▸ **What is being asked**
Keep the images out and copy every entry below exactly.

▸ **Given information**
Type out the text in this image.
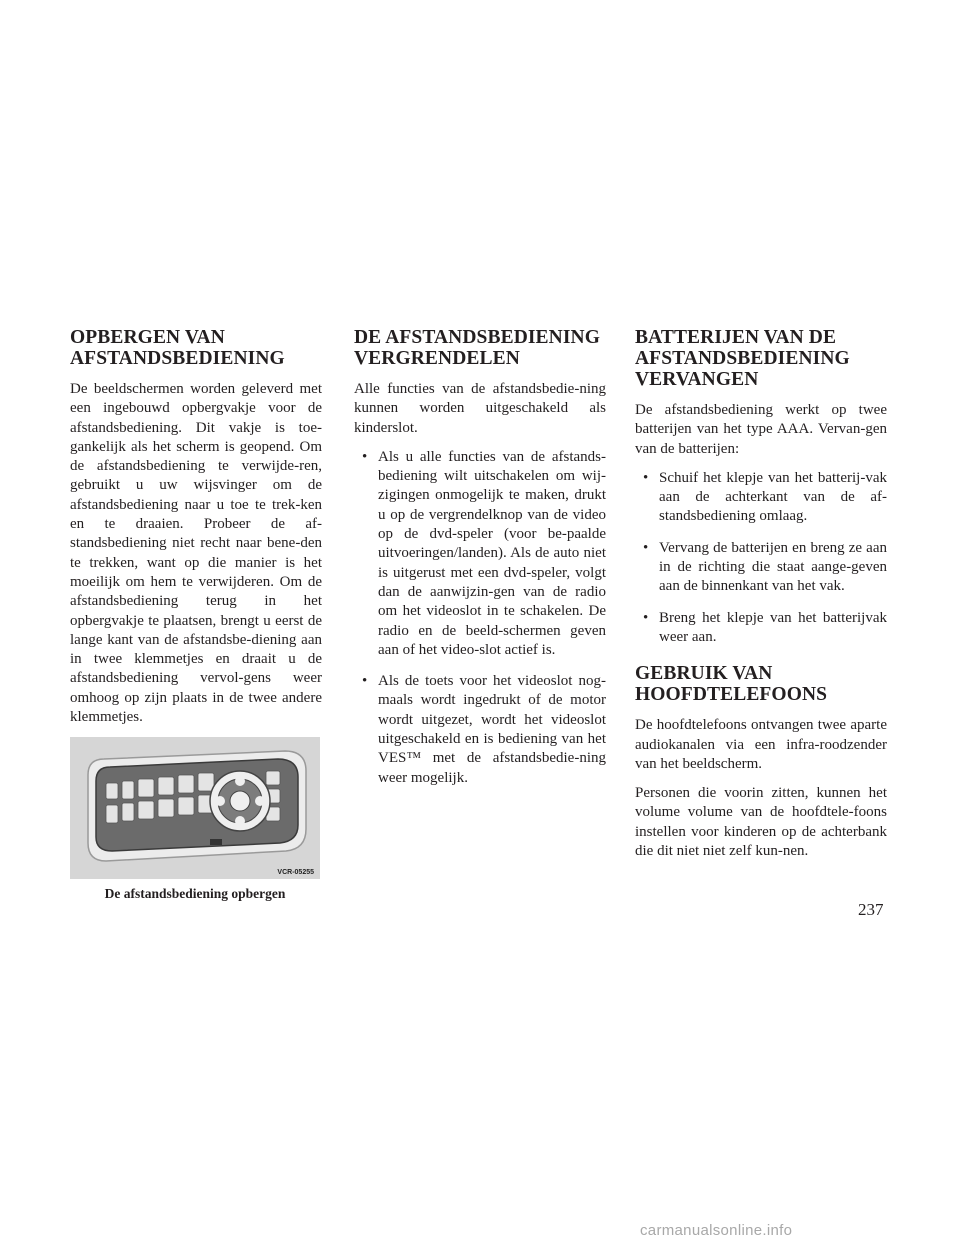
OPBERGEN VAN AFSTANDSBEDIENING

De beeldschermen worden geleverd met een ingebouwd opbergvakje voor de afstandsbediening. Dit vakje is toe-gankelijk als het scherm is geopend. Om de afstandsbediening te verwijde-ren, gebruikt u uw wijsvinger om de afstandsbediening naar u toe te trek-ken en te draaien. Probeer de af-standsbediening niet recht naar bene-den te trekken, want op die manier is het moeilijk om hem te verwijderen. Om de afstandsbediening terug in het opbergvakje te plaatsen, brengt u eerst de lange kant van de afstandsbe-diening aan in twee klemmetjes en draait u de afstandsbediening vervol-gens weer omhoog op zijn plaats in de twee andere klemmetjes.

VCR-05255
De afstandsbediening opbergen
DE AFSTANDSBEDIENING VERGRENDELEN

Alle functies van de afstandsbedie-ning kunnen worden uitgeschakeld als kinderslot.

• Als u alle functies van de afstands-bediening wilt uitschakelen om wij-zigingen onmogelijk te maken, drukt u op de vergrendelknop van de video op de dvd-speler (voor be-paalde uitvoeringen/landen). Als de auto niet is uitgerust met een dvd-speler, volgt dan de aanwijzin-gen van de radio om het videoslot in te schakelen. De radio en de beeld-schermen geven aan of het video-slot actief is.
• Als de toets voor het videoslot nog-maals wordt ingedrukt of de motor wordt uitgezet, wordt het videoslot uitgeschakeld en is bediening van het VES™ met de afstandsbedie-ning weer mogelijk.
BATTERIJEN VAN DE AFSTANDSBEDIENING VERVANGEN

De afstandsbediening werkt op twee batterijen van het type AAA. Vervan-gen van de batterijen:

• Schuif het klepje van het batterij-vak aan de achterkant van de af-standsbediening omlaag.
• Vervang de batterijen en breng ze aan in de richting die staat aange-geven aan de binnenkant van het vak.
• Breng het klepje van het batterijvak weer aan.
GEBRUIK VAN HOOFDTELEFOONS

De hoofdtelefoons ontvangen twee aparte audiokanalen via een infra-roodzender van het beeldscherm.

Personen die voorin zitten, kunnen het volume volume van de hoofdtele-foons instellen voor kinderen op de achterbank die dit niet niet zelf kun-nen.

237
carmanualsonline.info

▸ **Solution for this exercise**
Type out the text in this image.
OPBERGEN VAN AFSTANDSBEDIENING

De beeldschermen worden geleverd met een ingebouwd opbergvakje voor de afstandsbediening. Dit vakje is toe-gankelijk als het scherm is geopend. Om de afstandsbediening te verwijde-ren, gebruikt u uw wijsvinger om de afstandsbediening naar u toe te trek-ken en te draaien. Probeer de af-standsbediening niet recht naar bene-den te trekken, want op die manier is het moeilijk om hem te verwijderen. Om de afstandsbediening terug in het opbergvakje te plaatsen, brengt u eerst de lange kant van de afstandsbe-diening aan in twee klemmetjes en draait u de afstandsbediening vervol-gens weer omhoog op zijn plaats in de twee andere klemmetjes.

VCR-05255
De afstandsbediening opbergen
DE AFSTANDSBEDIENING VERGRENDELEN

Alle functies van de afstandsbedie-ning kunnen worden uitgeschakeld als kinderslot.

• Als u alle functies van de afstands-bediening wilt uitschakelen om wij-zigingen onmogelijk te maken, drukt u op de vergrendelknop van de video op de dvd-speler (voor be-paalde uitvoeringen/landen). Als de auto niet is uitgerust met een dvd-speler, volgt dan de aanwijzin-gen van de radio om het videoslot in te schakelen. De radio en de beeld-schermen geven aan of het video-slot actief is.
• Als de toets voor het videoslot nog-maals wordt ingedrukt of de motor wordt uitgezet, wordt het videoslot uitgeschakeld en is bediening van het VES™ met de afstandsbedie-ning weer mogelijk.
BATTERIJEN VAN DE AFSTANDSBEDIENING VERVANGEN

De afstandsbediening werkt op twee batterijen van het type AAA. Vervan-gen van de batterijen:

• Schuif het klepje van het batterij-vak aan de achterkant van de af-standsbediening omlaag.
• Vervang de batterijen en breng ze aan in de richting die staat aange-geven aan de binnenkant van het vak.
• Breng het klepje van het batterijvak weer aan.
GEBRUIK VAN HOOFDTELEFOONS

De hoofdtelefoons ontvangen twee aparte audiokanalen via een infra-roodzender van het beeldscherm.

Personen die voorin zitten, kunnen het volume volume van de hoofdtele-foons instellen voor kinderen op de achterbank die dit niet niet zelf kun-nen.

237
carmanualsonline.info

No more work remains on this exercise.